--- BEGIN Records for this task ---

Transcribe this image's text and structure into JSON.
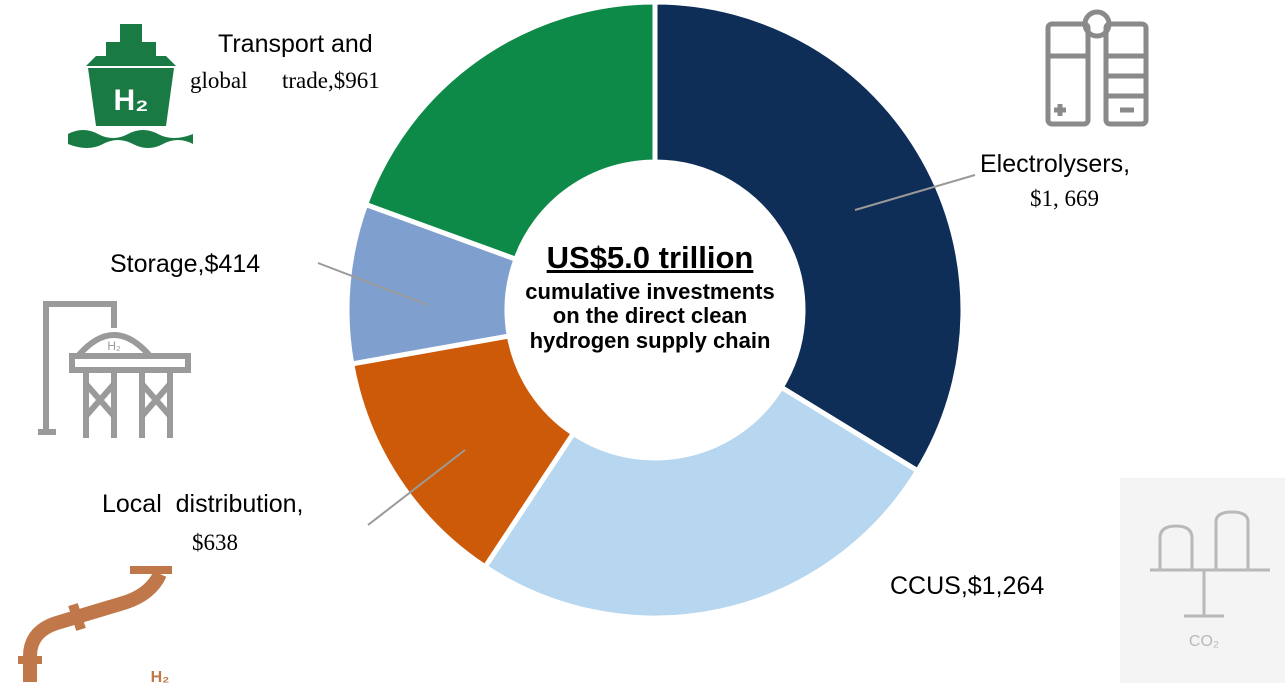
{
  "chart_data": {
    "type": "pie",
    "subtype": "donut",
    "units": "US$ billion",
    "categories": [
      "Electrolysers",
      "CCUS",
      "Local distribution",
      "Storage",
      "Transport and global trade"
    ],
    "values": [
      1669,
      1264,
      638,
      414,
      961
    ],
    "colors": [
      "#0e2d57",
      "#b7d6ef",
      "#cc5a08",
      "#7f9fcf",
      "#0d8a48"
    ],
    "start_angle_deg": 0,
    "direction": "clockwise"
  },
  "center": {
    "title": "US$5.0 trillion",
    "subtitle": "cumulative investments on the direct clean hydrogen supply chain"
  },
  "labels": {
    "transport_line1": "Transport and",
    "transport_line2": "global      trade,$961",
    "electrolysers_line1": "Electrolysers,",
    "electrolysers_line2": "$1, 669",
    "storage": "Storage,$414",
    "local_line1": "Local  distribution,",
    "local_line2": "$638",
    "ccus": "CCUS,$1,264"
  },
  "icons": {
    "ship": "hydrogen-ship-icon",
    "ship_text": "H₂",
    "electrolyser": "electrolyser-icon",
    "storage_tank": "hydrogen-storage-tank-icon",
    "storage_text": "H₂",
    "pipe": "hydrogen-pipe-icon",
    "pipe_text": "H₂",
    "ccus_plant": "co2-capture-plant-icon",
    "ccus_text": "CO₂"
  }
}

--- END Records for this task ---

- _Work to be completed_
Exact duplication of all the records is required; pictures are omitted from the copy.

- _Output_
Transcribe this image's text and structure into JSON.
{
  "chart_data": {
    "type": "pie",
    "subtype": "donut",
    "units": "US$ billion",
    "categories": [
      "Electrolysers",
      "CCUS",
      "Local distribution",
      "Storage",
      "Transport and global trade"
    ],
    "values": [
      1669,
      1264,
      638,
      414,
      961
    ],
    "colors": [
      "#0e2d57",
      "#b7d6ef",
      "#cc5a08",
      "#7f9fcf",
      "#0d8a48"
    ],
    "start_angle_deg": 0,
    "direction": "clockwise"
  },
  "center": {
    "title": "US$5.0 trillion",
    "subtitle": "cumulative investments on the direct clean hydrogen supply chain"
  },
  "labels": {
    "transport_line1": "Transport and",
    "transport_line2": "global      trade,$961",
    "electrolysers_line1": "Electrolysers,",
    "electrolysers_line2": "$1, 669",
    "storage": "Storage,$414",
    "local_line1": "Local  distribution,",
    "local_line2": "$638",
    "ccus": "CCUS,$1,264"
  },
  "icons": {
    "ship": "hydrogen-ship-icon",
    "ship_text": "H₂",
    "electrolyser": "electrolyser-icon",
    "storage_tank": "hydrogen-storage-tank-icon",
    "storage_text": "H₂",
    "pipe": "hydrogen-pipe-icon",
    "pipe_text": "H₂",
    "ccus_plant": "co2-capture-plant-icon",
    "ccus_text": "CO₂"
  }
}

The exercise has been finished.